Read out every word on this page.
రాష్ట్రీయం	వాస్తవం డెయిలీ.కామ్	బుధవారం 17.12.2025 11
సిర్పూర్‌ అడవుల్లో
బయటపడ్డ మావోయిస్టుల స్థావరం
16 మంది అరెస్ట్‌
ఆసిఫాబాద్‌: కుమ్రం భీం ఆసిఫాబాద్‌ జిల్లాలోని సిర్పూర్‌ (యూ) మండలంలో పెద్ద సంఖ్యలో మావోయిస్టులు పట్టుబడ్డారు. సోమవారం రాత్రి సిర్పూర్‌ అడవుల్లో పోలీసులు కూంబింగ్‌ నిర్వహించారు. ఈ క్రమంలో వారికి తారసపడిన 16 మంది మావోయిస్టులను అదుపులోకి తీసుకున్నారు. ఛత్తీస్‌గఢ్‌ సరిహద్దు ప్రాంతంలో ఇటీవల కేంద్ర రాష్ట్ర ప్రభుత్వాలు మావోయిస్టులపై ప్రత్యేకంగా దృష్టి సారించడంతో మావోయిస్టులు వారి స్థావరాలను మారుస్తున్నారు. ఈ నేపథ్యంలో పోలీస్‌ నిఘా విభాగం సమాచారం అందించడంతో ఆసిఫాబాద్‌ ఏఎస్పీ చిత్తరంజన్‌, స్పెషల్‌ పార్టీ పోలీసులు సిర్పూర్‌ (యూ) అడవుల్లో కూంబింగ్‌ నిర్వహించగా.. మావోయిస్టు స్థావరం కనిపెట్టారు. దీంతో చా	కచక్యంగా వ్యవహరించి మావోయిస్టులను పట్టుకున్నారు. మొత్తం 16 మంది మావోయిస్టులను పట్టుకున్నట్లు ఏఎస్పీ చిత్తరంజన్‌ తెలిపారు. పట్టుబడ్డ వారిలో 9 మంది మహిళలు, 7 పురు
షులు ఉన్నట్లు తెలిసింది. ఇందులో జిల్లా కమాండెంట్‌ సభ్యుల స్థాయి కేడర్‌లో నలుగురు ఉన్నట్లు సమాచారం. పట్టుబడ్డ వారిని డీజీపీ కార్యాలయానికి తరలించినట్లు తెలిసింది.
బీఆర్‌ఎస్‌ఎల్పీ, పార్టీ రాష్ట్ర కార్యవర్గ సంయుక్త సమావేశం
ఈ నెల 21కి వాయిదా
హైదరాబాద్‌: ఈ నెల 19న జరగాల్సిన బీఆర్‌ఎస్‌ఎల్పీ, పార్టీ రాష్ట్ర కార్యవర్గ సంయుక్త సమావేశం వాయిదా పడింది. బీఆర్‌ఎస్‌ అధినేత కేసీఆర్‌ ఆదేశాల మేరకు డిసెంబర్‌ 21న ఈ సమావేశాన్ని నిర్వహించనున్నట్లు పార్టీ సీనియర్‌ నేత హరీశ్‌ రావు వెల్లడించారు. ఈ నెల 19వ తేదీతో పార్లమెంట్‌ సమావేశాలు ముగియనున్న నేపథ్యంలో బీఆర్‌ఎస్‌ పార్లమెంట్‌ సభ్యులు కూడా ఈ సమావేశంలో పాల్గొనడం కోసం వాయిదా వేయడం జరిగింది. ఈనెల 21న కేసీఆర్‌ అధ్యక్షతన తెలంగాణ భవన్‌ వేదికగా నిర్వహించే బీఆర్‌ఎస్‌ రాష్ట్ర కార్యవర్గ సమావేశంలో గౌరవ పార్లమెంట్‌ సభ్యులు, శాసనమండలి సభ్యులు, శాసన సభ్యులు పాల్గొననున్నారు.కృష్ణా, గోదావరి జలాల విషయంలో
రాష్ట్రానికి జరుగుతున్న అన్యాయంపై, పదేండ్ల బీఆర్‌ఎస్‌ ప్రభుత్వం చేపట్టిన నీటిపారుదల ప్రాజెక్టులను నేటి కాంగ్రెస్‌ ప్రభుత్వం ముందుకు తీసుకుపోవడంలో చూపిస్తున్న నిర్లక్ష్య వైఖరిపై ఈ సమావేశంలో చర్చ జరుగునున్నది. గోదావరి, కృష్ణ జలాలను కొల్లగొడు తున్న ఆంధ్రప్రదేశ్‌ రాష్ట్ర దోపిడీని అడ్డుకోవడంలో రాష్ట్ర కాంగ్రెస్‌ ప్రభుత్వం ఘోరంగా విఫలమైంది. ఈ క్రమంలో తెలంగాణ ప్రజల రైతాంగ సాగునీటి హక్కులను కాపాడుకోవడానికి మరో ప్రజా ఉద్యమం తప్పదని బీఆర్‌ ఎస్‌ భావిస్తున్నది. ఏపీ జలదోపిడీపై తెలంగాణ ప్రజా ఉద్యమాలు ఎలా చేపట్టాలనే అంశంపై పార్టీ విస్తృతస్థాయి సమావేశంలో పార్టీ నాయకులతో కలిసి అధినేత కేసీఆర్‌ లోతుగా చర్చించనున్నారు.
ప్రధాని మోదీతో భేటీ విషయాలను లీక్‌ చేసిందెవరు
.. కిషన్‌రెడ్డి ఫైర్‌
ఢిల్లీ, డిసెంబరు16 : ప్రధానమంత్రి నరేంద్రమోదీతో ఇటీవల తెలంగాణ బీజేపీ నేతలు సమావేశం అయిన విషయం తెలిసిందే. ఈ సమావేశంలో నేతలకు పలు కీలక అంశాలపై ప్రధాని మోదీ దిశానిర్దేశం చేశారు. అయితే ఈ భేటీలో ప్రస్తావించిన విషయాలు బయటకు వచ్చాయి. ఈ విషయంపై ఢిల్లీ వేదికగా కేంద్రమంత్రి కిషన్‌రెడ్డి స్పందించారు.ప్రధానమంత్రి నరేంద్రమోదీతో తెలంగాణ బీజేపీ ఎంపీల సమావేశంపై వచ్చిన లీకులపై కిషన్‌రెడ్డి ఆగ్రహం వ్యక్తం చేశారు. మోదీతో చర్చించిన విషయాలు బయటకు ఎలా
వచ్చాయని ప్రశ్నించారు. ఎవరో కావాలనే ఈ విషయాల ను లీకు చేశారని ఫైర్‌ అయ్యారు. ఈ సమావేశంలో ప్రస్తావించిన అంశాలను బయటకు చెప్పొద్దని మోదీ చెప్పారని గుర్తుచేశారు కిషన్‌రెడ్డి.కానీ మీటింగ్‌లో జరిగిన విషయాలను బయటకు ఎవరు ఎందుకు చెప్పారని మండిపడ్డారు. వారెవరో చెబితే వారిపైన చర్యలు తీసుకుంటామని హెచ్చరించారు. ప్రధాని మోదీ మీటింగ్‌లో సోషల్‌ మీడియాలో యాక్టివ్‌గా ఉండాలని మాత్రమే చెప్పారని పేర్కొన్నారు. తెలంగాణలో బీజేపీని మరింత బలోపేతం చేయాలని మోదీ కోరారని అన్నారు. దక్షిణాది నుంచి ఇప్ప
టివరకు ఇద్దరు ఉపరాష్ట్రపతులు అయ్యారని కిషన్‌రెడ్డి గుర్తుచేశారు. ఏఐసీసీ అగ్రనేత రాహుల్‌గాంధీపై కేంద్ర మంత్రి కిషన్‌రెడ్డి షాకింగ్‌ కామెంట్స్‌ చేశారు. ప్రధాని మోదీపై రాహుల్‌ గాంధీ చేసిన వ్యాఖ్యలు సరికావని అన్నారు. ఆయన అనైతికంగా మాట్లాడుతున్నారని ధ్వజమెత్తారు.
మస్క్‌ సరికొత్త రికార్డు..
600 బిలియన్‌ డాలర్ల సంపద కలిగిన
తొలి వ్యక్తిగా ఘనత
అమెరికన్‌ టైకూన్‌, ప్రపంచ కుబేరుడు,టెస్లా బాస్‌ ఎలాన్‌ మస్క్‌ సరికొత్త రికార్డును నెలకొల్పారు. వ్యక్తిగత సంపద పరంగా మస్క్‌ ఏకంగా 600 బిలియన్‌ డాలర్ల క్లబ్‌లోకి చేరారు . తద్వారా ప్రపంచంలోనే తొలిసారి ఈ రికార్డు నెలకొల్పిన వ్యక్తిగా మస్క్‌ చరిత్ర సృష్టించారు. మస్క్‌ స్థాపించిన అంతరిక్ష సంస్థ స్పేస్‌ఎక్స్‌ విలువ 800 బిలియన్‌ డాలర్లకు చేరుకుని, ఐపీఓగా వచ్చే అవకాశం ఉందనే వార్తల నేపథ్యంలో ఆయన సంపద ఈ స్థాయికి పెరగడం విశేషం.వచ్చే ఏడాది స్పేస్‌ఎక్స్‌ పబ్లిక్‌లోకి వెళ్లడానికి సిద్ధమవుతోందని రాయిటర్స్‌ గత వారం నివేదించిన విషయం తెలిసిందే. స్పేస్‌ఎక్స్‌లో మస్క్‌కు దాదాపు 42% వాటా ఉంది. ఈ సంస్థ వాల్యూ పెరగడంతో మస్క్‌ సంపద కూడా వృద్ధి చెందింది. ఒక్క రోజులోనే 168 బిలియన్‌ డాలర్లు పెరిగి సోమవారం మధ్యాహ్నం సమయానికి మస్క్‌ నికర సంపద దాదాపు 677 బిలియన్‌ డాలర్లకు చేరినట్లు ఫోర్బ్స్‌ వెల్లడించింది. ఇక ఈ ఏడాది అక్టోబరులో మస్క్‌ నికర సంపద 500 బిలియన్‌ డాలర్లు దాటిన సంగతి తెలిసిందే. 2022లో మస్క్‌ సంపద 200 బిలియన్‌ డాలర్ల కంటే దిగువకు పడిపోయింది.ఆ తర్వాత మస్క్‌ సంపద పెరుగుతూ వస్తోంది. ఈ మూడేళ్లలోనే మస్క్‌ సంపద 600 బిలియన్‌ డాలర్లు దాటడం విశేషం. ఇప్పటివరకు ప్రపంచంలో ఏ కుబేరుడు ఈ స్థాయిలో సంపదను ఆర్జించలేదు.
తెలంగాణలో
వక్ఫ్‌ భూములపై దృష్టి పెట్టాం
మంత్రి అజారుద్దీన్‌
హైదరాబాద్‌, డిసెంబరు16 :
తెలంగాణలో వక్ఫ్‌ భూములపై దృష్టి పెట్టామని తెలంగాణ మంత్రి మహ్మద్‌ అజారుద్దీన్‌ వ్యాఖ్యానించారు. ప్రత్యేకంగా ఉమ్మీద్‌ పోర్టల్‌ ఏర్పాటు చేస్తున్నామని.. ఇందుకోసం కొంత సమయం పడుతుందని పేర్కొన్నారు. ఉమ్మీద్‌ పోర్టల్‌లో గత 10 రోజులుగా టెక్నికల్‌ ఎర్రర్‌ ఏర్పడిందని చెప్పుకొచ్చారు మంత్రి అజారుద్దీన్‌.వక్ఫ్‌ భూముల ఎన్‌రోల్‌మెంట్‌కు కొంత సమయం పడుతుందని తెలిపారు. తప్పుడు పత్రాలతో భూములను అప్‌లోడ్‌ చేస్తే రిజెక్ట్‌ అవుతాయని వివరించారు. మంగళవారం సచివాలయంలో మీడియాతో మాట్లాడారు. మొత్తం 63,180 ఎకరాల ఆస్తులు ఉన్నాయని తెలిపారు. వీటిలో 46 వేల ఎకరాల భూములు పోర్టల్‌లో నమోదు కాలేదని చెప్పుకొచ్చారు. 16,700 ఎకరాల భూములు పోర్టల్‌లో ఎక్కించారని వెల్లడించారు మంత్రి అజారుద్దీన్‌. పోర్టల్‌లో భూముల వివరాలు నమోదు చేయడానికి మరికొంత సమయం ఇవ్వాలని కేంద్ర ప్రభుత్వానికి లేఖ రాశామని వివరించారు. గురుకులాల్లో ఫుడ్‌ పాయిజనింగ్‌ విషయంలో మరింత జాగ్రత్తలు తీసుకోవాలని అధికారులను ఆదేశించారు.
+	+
★ ★ ★ ★
--- Instruction ---
From the listing above, copy out each line where the word "బయటక" appears.

--- Answer to the exercise ---
ఢిల్లీ, డిసెంబరు16 : ప్రధానమంత్రి నరేంద్రమోదీతో ఇటీవల తెలంగాణ బీజేపీ నేతలు సమావేశం అయిన విషయం తెలిసిందే. ఈ సమావేశంలో నేతలకు పలు కీలక అంశాలపై ప్రధాని మోదీ దిశానిర్దేశం చేశారు. అయితే ఈ భేటీలో ప్రస్తావించిన విషయాలు బయటకు వచ్చాయి. ఈ విషయంపై ఢిల్లీ వేదికగా కేంద్రమంత్రి కిషన్‌రెడ్డి స్పందించారు.ప్రధానమంత్రి నరేంద్రమోదీతో తెలంగాణ బీజేపీ ఎంపీల సమావేశంపై వచ్చిన లీకులపై కిషన్‌రెడ్డి ఆగ్రహం వ్యక్తం చేశారు. మోదీతో చర్చించిన విషయాలు బయటకు ఎలా
వచ్చాయని ప్రశ్నించారు. ఎవరో కావాలనే ఈ విషయాల ను లీకు చేశారని ఫైర్‌ అయ్యారు. ఈ సమావేశంలో ప్రస్తావించిన అంశాలను బయటకు చెప్పొద్దని మోదీ చెప్పారని గుర్తుచేశారు కిషన్‌రెడ్డి.కానీ మీటింగ్‌లో జరిగిన విషయాలను బయటకు ఎవరు ఎందుకు చెప్పారని మండిపడ్డారు. వారెవరో చెబితే వారిపైన చర్యలు తీసుకుంటామని హెచ్చరించారు. ప్రధాని మోదీ మీటింగ్‌లో సోషల్‌ మీడియాలో యాక్టివ్‌గా ఉండాలని మాత్రమే చెప్పారని పేర్కొన్నారు. తెలంగాణలో బీజేపీని మరింత బలోపేతం చేయాలని మోదీ కోరారని అన్నారు. దక్షిణాది నుంచి ఇప్ప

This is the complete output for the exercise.